RECORDS FOR THIS EXERCISE:
☆ ☆ ☆ ☆ ☆ ☆ ☆

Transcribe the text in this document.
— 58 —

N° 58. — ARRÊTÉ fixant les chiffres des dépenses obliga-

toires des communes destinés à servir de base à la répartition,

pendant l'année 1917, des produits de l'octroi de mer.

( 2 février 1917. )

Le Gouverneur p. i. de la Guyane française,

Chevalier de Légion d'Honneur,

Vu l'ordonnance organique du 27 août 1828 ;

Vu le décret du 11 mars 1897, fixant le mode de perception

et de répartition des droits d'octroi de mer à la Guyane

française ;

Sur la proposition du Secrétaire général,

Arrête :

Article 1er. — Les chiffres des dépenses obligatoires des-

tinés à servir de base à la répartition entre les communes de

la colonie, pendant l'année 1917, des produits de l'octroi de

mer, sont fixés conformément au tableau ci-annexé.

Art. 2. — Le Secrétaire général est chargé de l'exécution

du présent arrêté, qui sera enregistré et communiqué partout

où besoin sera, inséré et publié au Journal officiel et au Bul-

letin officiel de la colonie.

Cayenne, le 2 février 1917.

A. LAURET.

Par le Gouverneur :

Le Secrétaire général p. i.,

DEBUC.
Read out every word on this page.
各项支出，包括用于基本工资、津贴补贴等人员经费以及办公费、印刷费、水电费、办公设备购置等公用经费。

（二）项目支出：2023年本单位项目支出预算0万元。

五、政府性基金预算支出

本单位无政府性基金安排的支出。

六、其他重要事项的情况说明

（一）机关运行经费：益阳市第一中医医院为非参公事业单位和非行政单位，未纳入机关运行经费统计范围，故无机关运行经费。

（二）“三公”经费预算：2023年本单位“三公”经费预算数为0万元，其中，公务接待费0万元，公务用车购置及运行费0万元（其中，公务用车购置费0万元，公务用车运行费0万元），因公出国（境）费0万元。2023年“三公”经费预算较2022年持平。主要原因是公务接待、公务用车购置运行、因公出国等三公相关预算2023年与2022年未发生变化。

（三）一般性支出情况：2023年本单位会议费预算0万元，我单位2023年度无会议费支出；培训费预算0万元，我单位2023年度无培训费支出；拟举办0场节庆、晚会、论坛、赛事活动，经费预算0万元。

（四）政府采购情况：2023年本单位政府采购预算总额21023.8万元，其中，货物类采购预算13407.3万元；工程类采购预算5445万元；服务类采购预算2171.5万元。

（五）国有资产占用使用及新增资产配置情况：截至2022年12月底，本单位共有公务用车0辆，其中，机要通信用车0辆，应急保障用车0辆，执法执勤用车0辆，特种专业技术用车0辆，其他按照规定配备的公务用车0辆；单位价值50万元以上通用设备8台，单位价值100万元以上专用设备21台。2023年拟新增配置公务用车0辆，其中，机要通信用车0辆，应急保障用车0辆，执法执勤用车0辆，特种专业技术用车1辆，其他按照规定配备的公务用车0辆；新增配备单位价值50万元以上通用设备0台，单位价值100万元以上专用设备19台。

☆ ☆ ☆ ☆ ☆ ☆ ☆

GIVEN REQUEST: Write out the whole listing again, exactly as it stands.

RESPONSE FOR THIS EXERCISE:
Transcribe the text in this document.
— 58 —

N° 58. — ARRÊTÉ fixant les chiffres des dépenses obliga-

toires des communes destinés à servir de base à la répartition,

pendant l'année 1917, des produits de l'octroi de mer.

( 2 février 1917. )

Le Gouverneur p. i. de la Guyane française,

Chevalier de Légion d'Honneur,

Vu l'ordonnance organique du 27 août 1828 ;

Vu le décret du 11 mars 1897, fixant le mode de perception

et de répartition des droits d'octroi de mer à la Guyane

française ;

Sur la proposition du Secrétaire général,

Arrête :

Article 1er. — Les chiffres des dépenses obligatoires des-

tinés à servir de base à la répartition entre les communes de

la colonie, pendant l'année 1917, des produits de l'octroi de

mer, sont fixés conformément au tableau ci-annexé.

Art. 2. — Le Secrétaire général est chargé de l'exécution

du présent arrêté, qui sera enregistré et communiqué partout

où besoin sera, inséré et publié au Journal officiel et au Bul-

letin officiel de la colonie.

Cayenne, le 2 février 1917.

A. LAURET.

Par le Gouverneur :

Le Secrétaire général p. i.,

DEBUC.
Read out every word on this page.
各项支出，包括用于基本工资、津贴补贴等人员经费以及办公费、印刷费、水电费、办公设备购置等公用经费。

（二）项目支出：2023年本单位项目支出预算0万元。

五、政府性基金预算支出

本单位无政府性基金安排的支出。

六、其他重要事项的情况说明

（一）机关运行经费：益阳市第一中医医院为非参公事业单位和非行政单位，未纳入机关运行经费统计范围，故无机关运行经费。

（二）“三公”经费预算：2023年本单位“三公”经费预算数为0万元，其中，公务接待费0万元，公务用车购置及运行费0万元（其中，公务用车购置费0万元，公务用车运行费0万元），因公出国（境）费0万元。2023年“三公”经费预算较2022年持平。主要原因是公务接待、公务用车购置运行、因公出国等三公相关预算2023年与2022年未发生变化。

（三）一般性支出情况：2023年本单位会议费预算0万元，我单位2023年度无会议费支出；培训费预算0万元，我单位2023年度无培训费支出；拟举办0场节庆、晚会、论坛、赛事活动，经费预算0万元。

（四）政府采购情况：2023年本单位政府采购预算总额21023.8万元，其中，货物类采购预算13407.3万元；工程类采购预算5445万元；服务类采购预算2171.5万元。

（五）国有资产占用使用及新增资产配置情况：截至2022年12月底，本单位共有公务用车0辆，其中，机要通信用车0辆，应急保障用车0辆，执法执勤用车0辆，特种专业技术用车0辆，其他按照规定配备的公务用车0辆；单位价值50万元以上通用设备8台，单位价值100万元以上专用设备21台。2023年拟新增配置公务用车0辆，其中，机要通信用车0辆，应急保障用车0辆，执法执勤用车0辆，特种专业技术用车1辆，其他按照规定配备的公务用车0辆；新增配备单位价值50万元以上通用设备0台，单位价值100万元以上专用设备19台。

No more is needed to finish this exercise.